**GOAL OF THE EXERCISE**
In the data below, find every line that has the string "icon", and copy it.

Collected data:
---*---

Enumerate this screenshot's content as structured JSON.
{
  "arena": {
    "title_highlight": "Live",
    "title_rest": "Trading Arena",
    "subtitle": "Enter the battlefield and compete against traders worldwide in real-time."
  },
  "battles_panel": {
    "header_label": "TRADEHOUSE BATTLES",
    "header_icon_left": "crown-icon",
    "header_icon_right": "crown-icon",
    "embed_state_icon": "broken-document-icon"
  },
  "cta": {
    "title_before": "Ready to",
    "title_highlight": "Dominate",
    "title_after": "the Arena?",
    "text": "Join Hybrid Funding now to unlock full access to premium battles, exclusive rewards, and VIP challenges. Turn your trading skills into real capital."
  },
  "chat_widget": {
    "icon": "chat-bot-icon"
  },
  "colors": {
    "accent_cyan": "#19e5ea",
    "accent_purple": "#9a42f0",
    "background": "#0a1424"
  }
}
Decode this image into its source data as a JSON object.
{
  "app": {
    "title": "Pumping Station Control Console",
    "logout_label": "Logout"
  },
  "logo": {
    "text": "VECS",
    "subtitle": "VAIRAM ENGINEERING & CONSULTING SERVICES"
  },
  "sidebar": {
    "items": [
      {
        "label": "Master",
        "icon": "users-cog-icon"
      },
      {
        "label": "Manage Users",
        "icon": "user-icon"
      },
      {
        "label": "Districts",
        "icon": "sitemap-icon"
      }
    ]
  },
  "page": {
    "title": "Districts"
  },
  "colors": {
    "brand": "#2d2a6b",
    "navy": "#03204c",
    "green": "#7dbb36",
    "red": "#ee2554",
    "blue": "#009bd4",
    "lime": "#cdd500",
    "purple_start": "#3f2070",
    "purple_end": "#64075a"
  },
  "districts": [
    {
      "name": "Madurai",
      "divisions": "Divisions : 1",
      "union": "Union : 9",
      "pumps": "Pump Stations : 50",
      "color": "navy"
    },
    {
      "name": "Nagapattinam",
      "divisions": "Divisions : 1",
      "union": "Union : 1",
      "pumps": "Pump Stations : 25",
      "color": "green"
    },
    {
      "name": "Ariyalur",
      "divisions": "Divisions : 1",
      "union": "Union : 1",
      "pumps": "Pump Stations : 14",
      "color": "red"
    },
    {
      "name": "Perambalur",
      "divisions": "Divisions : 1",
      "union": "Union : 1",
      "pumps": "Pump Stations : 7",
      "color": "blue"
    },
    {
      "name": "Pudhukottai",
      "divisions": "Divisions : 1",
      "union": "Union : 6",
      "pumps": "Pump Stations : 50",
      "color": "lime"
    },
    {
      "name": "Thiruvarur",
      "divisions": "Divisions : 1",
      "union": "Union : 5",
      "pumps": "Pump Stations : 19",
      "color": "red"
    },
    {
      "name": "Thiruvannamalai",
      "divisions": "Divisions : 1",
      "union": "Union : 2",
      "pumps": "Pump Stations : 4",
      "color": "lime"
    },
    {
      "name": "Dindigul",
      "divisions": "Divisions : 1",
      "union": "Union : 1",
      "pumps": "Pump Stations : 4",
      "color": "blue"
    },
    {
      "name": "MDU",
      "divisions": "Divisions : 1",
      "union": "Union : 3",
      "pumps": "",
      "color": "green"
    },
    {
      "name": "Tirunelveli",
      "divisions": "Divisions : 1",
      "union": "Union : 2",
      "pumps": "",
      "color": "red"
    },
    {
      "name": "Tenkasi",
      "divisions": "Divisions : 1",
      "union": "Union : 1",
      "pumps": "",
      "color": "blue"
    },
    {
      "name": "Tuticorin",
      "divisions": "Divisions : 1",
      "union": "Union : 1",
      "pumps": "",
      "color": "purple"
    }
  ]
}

---*---

**EXERCISE ANSWER**
    "header_icon_left": "crown-icon",
    "header_icon_right": "crown-icon",
    "embed_state_icon": "broken-document-icon"
    "icon": "chat-bot-icon"
        "icon": "users-cog-icon"
        "icon": "user-icon"
        "icon": "sitemap-icon"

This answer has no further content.